• Exercise task
How many of the lines below hold the word "accuracy"? Answer only with the number.

• Material provided
________________________

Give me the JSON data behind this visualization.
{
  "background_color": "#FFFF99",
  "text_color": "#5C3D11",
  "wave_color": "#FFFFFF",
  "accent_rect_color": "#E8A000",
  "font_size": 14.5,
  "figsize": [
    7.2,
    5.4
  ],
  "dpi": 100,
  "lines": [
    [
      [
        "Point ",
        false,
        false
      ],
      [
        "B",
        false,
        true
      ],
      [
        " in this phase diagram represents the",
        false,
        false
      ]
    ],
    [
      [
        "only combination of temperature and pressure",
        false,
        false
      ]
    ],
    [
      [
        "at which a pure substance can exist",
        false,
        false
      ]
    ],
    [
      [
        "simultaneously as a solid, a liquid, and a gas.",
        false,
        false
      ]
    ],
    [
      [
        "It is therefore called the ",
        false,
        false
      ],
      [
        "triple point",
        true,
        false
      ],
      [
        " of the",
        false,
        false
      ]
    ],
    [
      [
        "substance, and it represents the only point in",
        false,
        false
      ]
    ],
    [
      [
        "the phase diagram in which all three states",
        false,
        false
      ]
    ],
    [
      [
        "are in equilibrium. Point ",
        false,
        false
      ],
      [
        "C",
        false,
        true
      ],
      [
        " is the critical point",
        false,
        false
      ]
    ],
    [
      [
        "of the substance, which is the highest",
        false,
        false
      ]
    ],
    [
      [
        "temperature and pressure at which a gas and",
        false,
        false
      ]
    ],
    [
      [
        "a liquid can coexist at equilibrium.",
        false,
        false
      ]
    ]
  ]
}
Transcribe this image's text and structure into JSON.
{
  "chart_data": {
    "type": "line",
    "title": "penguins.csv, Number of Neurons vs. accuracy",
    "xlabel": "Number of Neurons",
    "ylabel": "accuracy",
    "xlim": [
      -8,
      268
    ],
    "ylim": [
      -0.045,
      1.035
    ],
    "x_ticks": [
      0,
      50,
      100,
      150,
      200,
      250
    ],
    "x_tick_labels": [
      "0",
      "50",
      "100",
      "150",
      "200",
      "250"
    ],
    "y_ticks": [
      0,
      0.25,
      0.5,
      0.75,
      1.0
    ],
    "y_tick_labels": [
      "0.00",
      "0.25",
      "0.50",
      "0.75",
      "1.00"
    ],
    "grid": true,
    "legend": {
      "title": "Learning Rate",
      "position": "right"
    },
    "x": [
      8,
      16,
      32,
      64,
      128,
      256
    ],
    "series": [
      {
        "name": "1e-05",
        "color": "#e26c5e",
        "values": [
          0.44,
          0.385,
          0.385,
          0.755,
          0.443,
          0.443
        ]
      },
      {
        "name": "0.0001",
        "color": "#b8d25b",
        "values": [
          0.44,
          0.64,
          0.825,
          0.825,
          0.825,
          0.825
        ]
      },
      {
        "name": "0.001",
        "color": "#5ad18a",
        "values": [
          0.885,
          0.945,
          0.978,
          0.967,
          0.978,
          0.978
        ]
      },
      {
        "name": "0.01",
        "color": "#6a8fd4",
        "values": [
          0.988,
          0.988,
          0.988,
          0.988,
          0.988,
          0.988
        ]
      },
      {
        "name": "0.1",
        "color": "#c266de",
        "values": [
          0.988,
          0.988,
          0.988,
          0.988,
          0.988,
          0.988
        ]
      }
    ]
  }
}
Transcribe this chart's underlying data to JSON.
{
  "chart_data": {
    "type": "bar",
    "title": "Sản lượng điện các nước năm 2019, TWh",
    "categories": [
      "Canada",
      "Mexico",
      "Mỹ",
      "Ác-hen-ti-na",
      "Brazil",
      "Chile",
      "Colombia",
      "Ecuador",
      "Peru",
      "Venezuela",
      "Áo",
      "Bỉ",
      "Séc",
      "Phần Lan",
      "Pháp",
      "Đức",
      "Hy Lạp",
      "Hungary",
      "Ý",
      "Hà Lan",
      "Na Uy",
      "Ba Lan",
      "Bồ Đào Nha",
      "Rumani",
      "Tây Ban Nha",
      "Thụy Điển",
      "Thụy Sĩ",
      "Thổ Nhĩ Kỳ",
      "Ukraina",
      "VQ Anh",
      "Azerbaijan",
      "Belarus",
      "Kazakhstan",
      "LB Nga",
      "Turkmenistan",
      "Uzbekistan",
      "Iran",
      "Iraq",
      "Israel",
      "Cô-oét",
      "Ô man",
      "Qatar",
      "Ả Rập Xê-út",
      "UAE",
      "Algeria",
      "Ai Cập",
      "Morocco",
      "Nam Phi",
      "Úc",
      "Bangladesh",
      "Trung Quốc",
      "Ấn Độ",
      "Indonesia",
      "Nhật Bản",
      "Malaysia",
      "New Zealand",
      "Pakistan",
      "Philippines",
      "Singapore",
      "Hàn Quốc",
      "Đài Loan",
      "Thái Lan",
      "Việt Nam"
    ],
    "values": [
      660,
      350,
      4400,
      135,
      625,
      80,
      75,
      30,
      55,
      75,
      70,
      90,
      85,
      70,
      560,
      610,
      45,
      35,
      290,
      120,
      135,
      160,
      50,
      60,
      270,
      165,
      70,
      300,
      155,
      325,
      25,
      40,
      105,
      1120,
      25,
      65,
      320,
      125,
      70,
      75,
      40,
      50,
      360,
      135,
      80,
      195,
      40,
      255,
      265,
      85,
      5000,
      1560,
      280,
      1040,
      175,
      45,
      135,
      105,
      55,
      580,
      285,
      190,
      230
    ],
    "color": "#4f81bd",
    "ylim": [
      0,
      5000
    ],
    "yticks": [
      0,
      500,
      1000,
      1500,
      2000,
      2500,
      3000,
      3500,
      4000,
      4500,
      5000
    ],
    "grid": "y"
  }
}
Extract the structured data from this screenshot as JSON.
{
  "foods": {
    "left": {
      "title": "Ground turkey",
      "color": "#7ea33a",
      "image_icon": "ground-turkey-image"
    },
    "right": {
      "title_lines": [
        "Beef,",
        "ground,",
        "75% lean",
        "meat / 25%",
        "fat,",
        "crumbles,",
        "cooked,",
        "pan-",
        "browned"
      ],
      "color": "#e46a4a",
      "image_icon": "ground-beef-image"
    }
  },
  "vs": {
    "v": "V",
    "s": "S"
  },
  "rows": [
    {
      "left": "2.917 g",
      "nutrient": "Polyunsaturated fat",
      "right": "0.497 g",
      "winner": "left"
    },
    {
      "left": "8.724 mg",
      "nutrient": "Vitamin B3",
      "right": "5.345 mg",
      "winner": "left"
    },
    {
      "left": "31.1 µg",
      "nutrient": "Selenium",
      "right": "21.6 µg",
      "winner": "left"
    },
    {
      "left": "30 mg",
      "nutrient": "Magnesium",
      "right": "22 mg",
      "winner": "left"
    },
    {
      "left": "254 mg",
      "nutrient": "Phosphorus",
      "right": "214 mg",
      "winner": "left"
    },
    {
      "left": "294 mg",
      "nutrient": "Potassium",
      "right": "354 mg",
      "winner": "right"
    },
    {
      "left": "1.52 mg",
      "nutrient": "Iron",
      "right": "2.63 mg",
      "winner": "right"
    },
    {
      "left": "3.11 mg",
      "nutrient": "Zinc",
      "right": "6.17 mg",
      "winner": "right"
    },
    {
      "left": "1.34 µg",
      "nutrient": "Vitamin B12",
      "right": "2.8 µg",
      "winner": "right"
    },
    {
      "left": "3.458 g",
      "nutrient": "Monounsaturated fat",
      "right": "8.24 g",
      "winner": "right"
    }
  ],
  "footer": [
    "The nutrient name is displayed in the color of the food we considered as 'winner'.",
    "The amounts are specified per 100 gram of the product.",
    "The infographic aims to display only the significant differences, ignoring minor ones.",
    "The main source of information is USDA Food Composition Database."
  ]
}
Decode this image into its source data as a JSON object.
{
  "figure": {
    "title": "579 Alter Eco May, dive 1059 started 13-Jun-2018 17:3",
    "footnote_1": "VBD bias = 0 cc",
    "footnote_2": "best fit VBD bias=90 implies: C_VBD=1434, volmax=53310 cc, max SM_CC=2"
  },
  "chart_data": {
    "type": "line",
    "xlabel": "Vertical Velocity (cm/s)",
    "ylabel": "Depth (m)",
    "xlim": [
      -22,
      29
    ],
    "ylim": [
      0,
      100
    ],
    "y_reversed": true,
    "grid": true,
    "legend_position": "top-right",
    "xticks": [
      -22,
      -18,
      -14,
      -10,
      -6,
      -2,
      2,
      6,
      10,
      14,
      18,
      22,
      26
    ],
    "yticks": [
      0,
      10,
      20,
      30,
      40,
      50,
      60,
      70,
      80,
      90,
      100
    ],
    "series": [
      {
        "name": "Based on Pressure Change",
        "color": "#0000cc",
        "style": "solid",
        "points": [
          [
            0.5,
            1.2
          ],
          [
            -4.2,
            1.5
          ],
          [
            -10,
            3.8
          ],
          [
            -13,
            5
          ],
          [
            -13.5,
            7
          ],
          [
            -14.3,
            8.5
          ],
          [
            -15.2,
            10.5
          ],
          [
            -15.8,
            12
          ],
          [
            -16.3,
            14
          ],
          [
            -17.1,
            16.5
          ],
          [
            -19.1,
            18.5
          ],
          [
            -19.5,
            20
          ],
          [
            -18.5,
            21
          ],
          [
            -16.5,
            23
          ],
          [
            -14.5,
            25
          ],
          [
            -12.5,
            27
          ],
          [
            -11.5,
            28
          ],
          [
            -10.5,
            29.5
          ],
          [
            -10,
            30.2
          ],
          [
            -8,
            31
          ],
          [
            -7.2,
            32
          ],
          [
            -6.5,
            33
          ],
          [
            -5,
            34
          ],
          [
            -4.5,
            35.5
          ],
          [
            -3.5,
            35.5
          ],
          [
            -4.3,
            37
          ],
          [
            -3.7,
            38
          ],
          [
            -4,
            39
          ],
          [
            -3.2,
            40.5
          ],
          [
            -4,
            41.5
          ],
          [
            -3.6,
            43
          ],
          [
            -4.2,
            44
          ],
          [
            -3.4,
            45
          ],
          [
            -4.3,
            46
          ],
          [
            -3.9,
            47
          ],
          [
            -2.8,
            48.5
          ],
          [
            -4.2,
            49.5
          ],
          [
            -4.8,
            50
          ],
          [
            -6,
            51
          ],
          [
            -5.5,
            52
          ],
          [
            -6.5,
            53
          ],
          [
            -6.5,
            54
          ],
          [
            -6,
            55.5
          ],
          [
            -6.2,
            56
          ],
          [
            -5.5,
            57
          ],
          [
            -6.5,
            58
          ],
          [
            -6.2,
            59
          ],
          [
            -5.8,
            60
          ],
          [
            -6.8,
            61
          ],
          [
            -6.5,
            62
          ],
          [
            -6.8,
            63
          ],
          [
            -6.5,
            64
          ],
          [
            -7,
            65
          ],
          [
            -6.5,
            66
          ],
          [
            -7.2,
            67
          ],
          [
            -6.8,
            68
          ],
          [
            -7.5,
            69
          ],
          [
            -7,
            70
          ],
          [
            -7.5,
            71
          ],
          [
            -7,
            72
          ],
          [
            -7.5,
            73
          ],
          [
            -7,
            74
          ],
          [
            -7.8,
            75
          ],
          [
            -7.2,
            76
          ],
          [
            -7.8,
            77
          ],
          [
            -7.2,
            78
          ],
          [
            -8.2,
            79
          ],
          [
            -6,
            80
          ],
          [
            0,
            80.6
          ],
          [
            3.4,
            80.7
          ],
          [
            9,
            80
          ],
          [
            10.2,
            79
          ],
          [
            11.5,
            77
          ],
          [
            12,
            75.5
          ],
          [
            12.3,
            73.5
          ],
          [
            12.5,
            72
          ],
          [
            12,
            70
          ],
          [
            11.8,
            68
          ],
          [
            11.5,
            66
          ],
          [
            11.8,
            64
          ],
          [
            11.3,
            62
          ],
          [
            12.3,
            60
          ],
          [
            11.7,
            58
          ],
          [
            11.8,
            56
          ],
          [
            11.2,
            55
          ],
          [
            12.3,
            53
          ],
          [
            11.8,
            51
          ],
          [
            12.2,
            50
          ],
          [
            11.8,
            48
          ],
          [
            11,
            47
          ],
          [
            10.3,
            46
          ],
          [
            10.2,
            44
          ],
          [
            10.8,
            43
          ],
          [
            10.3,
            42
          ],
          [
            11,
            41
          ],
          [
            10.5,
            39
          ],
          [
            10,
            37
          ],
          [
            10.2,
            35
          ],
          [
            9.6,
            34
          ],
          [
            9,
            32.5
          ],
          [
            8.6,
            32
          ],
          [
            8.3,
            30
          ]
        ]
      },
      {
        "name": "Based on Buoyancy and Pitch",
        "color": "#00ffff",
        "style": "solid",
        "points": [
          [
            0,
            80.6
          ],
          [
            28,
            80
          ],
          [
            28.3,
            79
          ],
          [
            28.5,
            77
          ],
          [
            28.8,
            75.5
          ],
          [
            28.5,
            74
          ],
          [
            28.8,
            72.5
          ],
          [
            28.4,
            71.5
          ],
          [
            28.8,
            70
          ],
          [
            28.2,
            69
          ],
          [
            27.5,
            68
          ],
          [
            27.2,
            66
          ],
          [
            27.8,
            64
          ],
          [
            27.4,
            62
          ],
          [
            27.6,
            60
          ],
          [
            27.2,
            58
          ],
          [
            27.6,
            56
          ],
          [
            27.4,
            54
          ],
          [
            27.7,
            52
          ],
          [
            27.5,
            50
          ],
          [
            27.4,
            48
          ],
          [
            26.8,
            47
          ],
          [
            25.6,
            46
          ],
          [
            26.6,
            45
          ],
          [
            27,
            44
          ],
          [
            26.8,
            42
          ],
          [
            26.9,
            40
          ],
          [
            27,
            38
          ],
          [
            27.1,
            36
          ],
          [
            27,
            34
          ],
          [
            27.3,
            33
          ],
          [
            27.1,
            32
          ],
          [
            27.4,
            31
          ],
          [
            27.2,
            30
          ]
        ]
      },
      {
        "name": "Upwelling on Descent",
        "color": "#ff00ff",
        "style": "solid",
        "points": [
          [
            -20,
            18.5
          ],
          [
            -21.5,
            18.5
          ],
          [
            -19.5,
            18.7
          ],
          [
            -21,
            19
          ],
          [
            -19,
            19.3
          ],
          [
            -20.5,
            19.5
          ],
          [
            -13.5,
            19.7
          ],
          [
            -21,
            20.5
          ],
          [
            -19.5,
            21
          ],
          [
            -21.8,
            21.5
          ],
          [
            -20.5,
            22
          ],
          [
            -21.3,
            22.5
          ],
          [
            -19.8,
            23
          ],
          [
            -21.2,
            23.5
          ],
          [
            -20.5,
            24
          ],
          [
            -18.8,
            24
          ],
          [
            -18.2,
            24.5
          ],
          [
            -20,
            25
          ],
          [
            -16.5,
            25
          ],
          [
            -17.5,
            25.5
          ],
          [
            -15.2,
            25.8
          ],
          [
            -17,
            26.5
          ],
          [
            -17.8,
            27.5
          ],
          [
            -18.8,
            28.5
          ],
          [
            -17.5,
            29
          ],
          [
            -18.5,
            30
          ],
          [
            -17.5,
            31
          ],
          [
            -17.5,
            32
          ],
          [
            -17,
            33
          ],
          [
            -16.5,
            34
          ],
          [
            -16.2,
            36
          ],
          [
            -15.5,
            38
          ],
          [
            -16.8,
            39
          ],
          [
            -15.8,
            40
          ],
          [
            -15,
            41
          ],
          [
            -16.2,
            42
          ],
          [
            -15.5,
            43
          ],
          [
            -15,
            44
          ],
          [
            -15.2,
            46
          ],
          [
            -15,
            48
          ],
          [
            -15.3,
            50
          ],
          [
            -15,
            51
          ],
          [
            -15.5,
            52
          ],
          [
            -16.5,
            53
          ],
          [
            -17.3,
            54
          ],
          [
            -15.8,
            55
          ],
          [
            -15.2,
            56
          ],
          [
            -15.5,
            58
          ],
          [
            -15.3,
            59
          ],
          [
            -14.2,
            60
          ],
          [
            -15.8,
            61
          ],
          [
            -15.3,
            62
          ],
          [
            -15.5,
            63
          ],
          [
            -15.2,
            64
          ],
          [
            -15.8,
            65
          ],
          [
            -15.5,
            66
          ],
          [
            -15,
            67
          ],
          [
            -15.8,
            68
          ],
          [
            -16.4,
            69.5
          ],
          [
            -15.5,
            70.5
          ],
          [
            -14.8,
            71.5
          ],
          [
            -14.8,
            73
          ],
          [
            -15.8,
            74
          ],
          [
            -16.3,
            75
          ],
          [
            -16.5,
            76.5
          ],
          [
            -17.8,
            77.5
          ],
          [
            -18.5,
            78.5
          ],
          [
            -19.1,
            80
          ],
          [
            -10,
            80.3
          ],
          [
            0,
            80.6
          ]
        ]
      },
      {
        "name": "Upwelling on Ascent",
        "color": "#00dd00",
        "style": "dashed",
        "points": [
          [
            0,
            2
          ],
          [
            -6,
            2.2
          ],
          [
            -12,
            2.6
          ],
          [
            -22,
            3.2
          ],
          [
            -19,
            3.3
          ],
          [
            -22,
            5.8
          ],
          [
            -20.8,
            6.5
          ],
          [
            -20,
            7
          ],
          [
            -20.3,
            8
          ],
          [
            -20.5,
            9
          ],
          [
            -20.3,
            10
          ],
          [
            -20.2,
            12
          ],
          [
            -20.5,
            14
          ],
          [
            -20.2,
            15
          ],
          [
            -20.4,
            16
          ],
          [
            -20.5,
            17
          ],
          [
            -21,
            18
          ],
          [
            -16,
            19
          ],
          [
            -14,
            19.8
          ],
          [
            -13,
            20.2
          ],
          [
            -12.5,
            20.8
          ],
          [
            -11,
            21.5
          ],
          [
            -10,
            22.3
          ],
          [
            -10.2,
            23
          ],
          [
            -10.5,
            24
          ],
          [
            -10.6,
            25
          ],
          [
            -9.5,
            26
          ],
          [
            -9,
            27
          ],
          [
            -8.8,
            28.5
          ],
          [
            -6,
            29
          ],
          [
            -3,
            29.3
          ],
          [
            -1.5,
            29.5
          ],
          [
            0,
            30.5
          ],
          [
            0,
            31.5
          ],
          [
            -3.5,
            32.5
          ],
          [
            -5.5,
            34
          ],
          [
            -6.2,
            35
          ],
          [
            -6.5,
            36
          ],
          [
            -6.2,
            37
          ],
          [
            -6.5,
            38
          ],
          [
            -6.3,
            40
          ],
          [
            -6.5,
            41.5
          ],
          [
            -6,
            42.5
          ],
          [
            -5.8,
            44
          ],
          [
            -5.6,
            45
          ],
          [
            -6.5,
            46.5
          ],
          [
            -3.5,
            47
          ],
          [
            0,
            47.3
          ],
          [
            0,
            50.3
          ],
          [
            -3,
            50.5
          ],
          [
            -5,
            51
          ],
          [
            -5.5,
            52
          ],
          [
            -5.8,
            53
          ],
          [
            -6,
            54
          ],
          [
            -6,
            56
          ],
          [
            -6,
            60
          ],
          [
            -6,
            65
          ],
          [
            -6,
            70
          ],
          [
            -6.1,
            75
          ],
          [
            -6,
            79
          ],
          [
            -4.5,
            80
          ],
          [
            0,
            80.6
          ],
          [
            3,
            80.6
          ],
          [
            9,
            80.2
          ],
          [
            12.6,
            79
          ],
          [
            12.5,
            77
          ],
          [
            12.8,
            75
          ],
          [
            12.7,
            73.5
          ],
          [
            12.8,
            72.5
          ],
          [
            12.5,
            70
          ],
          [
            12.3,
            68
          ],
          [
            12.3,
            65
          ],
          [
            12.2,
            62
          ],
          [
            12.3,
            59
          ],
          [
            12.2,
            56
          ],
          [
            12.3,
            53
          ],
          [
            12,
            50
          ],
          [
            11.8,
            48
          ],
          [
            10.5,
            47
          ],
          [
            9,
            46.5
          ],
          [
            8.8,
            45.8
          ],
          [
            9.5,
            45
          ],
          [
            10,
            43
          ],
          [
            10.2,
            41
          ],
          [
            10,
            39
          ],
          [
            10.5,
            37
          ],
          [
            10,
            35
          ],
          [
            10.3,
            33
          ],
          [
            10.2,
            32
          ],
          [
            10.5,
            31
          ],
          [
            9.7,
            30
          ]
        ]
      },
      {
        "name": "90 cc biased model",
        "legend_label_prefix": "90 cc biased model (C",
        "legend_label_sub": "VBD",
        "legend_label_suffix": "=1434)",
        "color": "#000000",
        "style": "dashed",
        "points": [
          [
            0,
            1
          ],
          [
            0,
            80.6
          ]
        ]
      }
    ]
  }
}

________________________

• Result of the exercise
2